**Material**:

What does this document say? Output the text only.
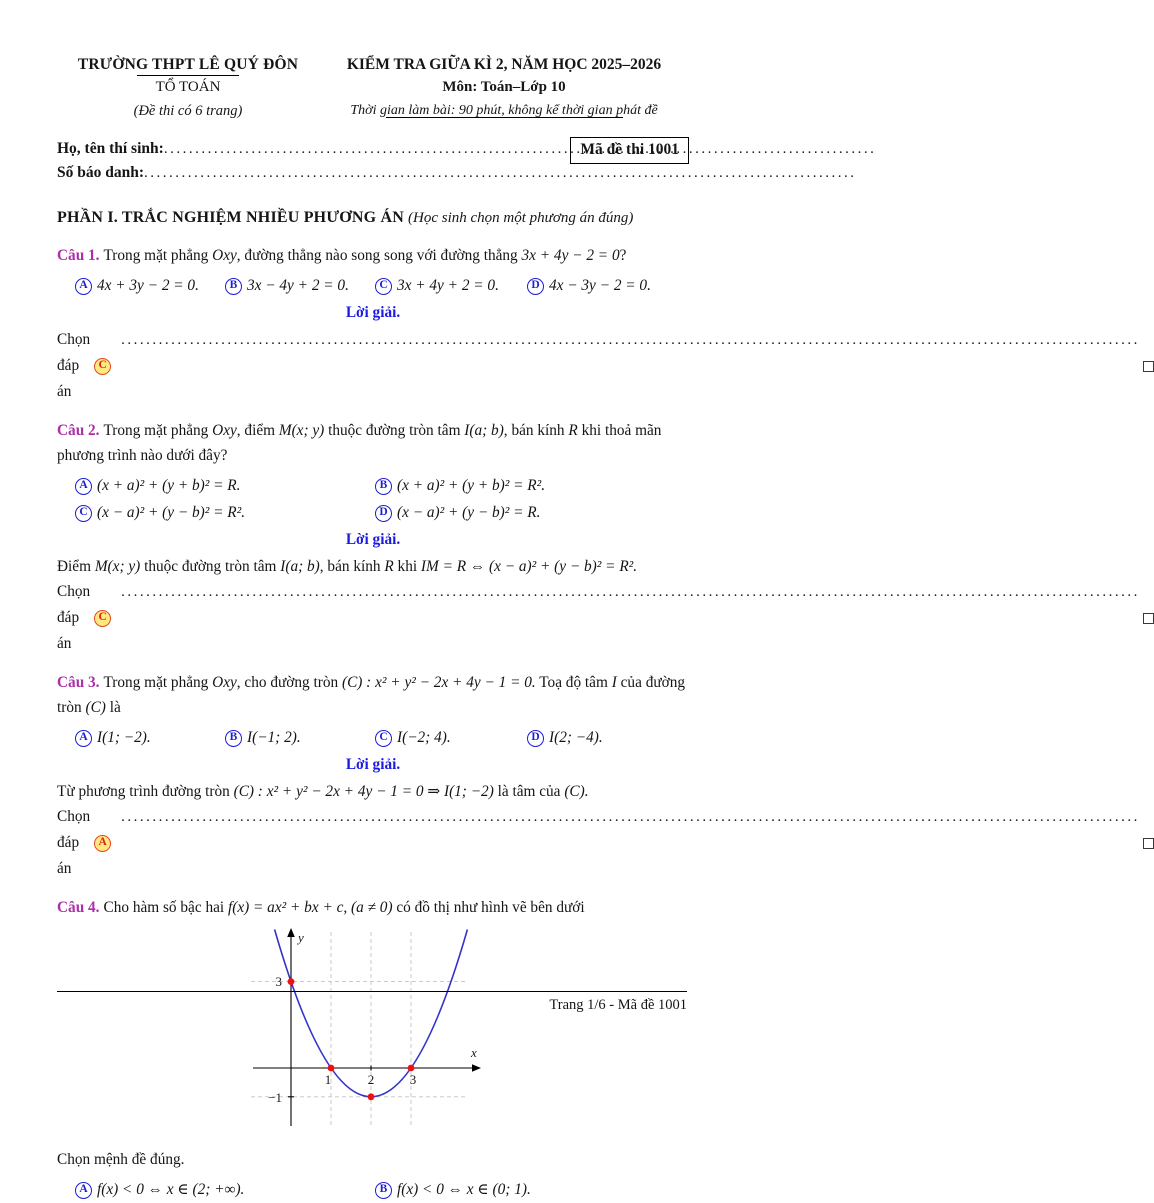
TRƯỜNG THPT LÊ QUÝ ĐÔN
TỔ TOÁN
(Đề thi có 6 trang)
KIỂM TRA GIỮA KÌ 2, NĂM HỌC 2025–2026
Môn: Toán–Lớp 10
Thời gian làm bài: 90 phút, không kể thời gian phát đề
Họ, tên thí sinh:
.....
Số báo danh:
.....
Mã đề thi 1001

PHẦN I. TRẮC NGHIỆM NHIỀU PHƯƠNG ÁN (Học sinh chọn một phương án đúng)

Câu 1. Trong mặt phẳng Oxy, đường thẳng nào song song với đường thẳng 3x + 4y − 2 = 0?

A 4x + 3y − 2 = 0.	B 3x − 4y + 2 = 0.	C 3x + 4y + 2 = 0.	D 4x − 3y − 2 = 0.

Lời giải.

Chọn đáp án
C
.....

Câu 2. Trong mặt phẳng Oxy, điểm M(x; y) thuộc đường tròn tâm I(a; b), bán kính R khi thoả mãn phương trình nào dưới đây?

A (x + a)² + (y + b)² = R.	B (x + a)² + (y + b)² = R².
C (x − a)² + (y − b)² = R².	D (x − a)² + (y − b)² = R.

Lời giải.

Điểm M(x; y) thuộc đường tròn tâm I(a; b), bán kính R khi IM = R ⇔ (x − a)² + (y − b)² = R².

Chọn đáp án
C
.....

Câu 3. Trong mặt phẳng Oxy, cho đường tròn (C) : x² + y² − 2x + 4y − 1 = 0. Toạ độ tâm I của đường tròn (C) là

A I(1; −2).	B I(−1; 2).	C I(−2; 4).	D I(2; −4).

Lời giải.

Từ phương trình đường tròn (C) : x² + y² − 2x + 4y − 1 = 0 ⇒ I(1; −2) là tâm của (C).

Chọn đáp án
A
.....

Câu 4. Cho hàm số bậc hai f(x) = ax² + bx + c, (a ≠ 0) có đồ thị như hình vẽ bên dưới

3
−1
1	2	3
x
y

Chọn mệnh đề đúng.

A f(x) < 0 ⇔ x ∈ (2; +∞).	B f(x) < 0 ⇔ x ∈ (0; 1).
Trang 1/6 - Mã đề 1001
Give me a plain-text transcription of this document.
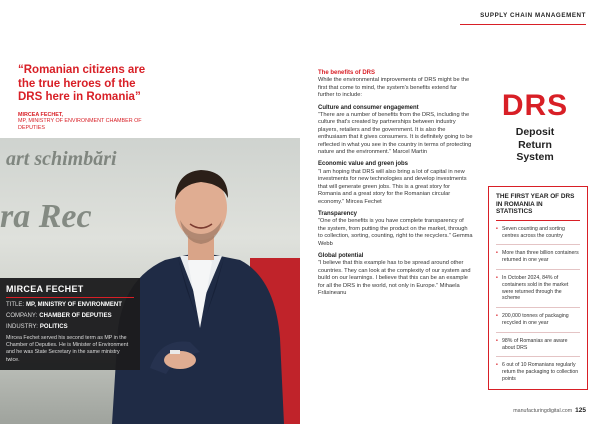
“Romanian citizens are the true heroes of the DRS here in Romania”
MIRCEA FECHET,
MP, MINISTRY OF ENVIRONMENT CHAMBER OF DEPUTIES
art schimbări
ra Rec
MIRCEA FECHET
TITLE: MP, MINISTRY OF ENVIRONMENT
COMPANY: CHAMBER OF DEPUTIES
INDUSTRY: POLITICS
Mircea Fechet served his second term as MP in the Chamber of Deputies. He is Minister of Environment and he was State Secretary in the same ministry twice.
SUPPLY CHAIN MANAGEMENT
The benefits of DRS

While the environmental improvements of DRS might be the first that come to mind, the system's benefits extend far further to include:

Culture and consumer engagement

“There are a number of benefits from the DRS, including the culture that's created by partnerships between industry players, retailers and the government. It is also the enthusiasm that it gives consumers. It is definitely going to be reflected in what you see in the country in terms of protecting nature and the environment.” Marcel Martin

Economic value and green jobs

“I am hoping that DRS will also bring a lot of capital in new investments for new technologies and develop investments that will generate green jobs. This is a great story for Romania and a great story for the Romanian circular economy.” Mircea Fechet

Transparency

“One of the benefits is you have complete transparency of the system, from putting the product on the market, through to collection, sorting, counting, right to the recyclers.” Gemma Webb

Global potential

“I believe that this example has to be spread around other countries. They can look at the complexity of our system and build on our learnings. I believe that this can be an example for all the DRS in the world, not only in Europe.” Mihaela Frăsineanu

DRS
Deposit
Return
System
THE FIRST YEAR OF DRS IN ROMANIA IN STATISTICS
• Seven counting and sorting centres across the country
• More than three billion containers returned in one year
• In October 2024, 84% of containers sold in the market were returned through the scheme
• 200,000 tonnes of packaging recycled in one year
• 98% of Romanias are aware about DRS
• 6 out of 10 Romanians regularly return the packaging to collection points
manufacturingdigital.com 125
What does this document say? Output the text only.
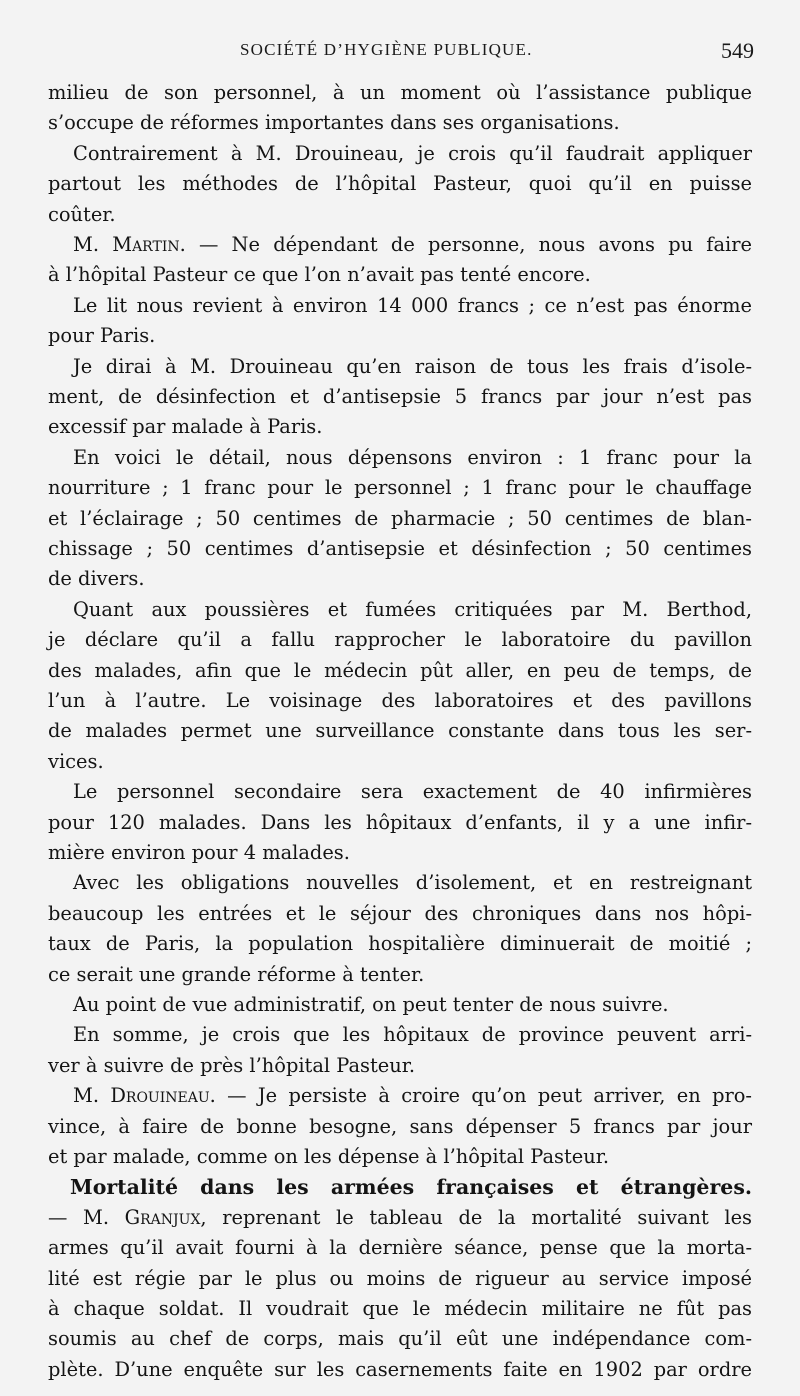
SOCIÉTÉ D’HYGIÈNE PUBLIQUE.	549
milieu de son personnel, à un moment où l’assistance publique
s’occupe de réformes importantes dans ses organisations.
Contrairement à M. Drouineau, je crois qu’il faudrait appliquer
partout les méthodes de l’hôpital Pasteur, quoi qu’il en puisse
coûter.
M. Martin. — Ne dépendant de personne, nous avons pu faire
à l’hôpital Pasteur ce que l’on n’avait pas tenté encore.
Le lit nous revient à environ 14 000 francs ; ce n’est pas énorme
pour Paris.
Je dirai à M. Drouineau qu’en raison de tous les frais d’isole-
ment, de désinfection et d’antisepsie 5 francs par jour n’est pas
excessif par malade à Paris.
En voici le détail, nous dépensons environ : 1 franc pour la
nourriture ; 1 franc pour le personnel ; 1 franc pour le chauffage
et l’éclairage ; 50 centimes de pharmacie ; 50 centimes de blan-
chissage ; 50 centimes d’antisepsie et désinfection ; 50 centimes
de divers.
Quant aux poussières et fumées critiquées par M. Berthod,
je déclare qu’il a fallu rapprocher le laboratoire du pavillon
des malades, afin que le médecin pût aller, en peu de temps, de
l’un à l’autre. Le voisinage des laboratoires et des pavillons
de malades permet une surveillance constante dans tous les ser-
vices.
Le personnel secondaire sera exactement de 40 infirmières
pour 120 malades. Dans les hôpitaux d’enfants, il y a une infir-
mière environ pour 4 malades.
Avec les obligations nouvelles d’isolement, et en restreignant
beaucoup les entrées et le séjour des chroniques dans nos hôpi-
taux de Paris, la population hospitalière diminuerait de moitié ;
ce serait une grande réforme à tenter.
Au point de vue administratif, on peut tenter de nous suivre.
En somme, je crois que les hôpitaux de province peuvent arri-
ver à suivre de près l’hôpital Pasteur.
M. Drouineau. — Je persiste à croire qu’on peut arriver, en pro-
vince, à faire de bonne besogne, sans dépenser 5 francs par jour
et par malade, comme on les dépense à l’hôpital Pasteur.
Mortalité dans les armées françaises et étrangères.
— M. Granjux, reprenant le tableau de la mortalité suivant les
armes qu’il avait fourni à la dernière séance, pense que la morta-
lité est régie par le plus ou moins de rigueur au service imposé
à chaque soldat. Il voudrait que le médecin militaire ne fût pas
soumis au chef de corps, mais qu’il eût une indépendance com-
plète. D’une enquête sur les casernements faite en 1902 par ordre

**Written problem**: Search the lines for "Pasteur". Copy each line that has it.

**The result**:
partout les méthodes de l’hôpital Pasteur, quoi qu’il en puisse
à l’hôpital Pasteur ce que l’on n’avait pas tenté encore.
ver à suivre de près l’hôpital Pasteur.
et par malade, comme on les dépense à l’hôpital Pasteur.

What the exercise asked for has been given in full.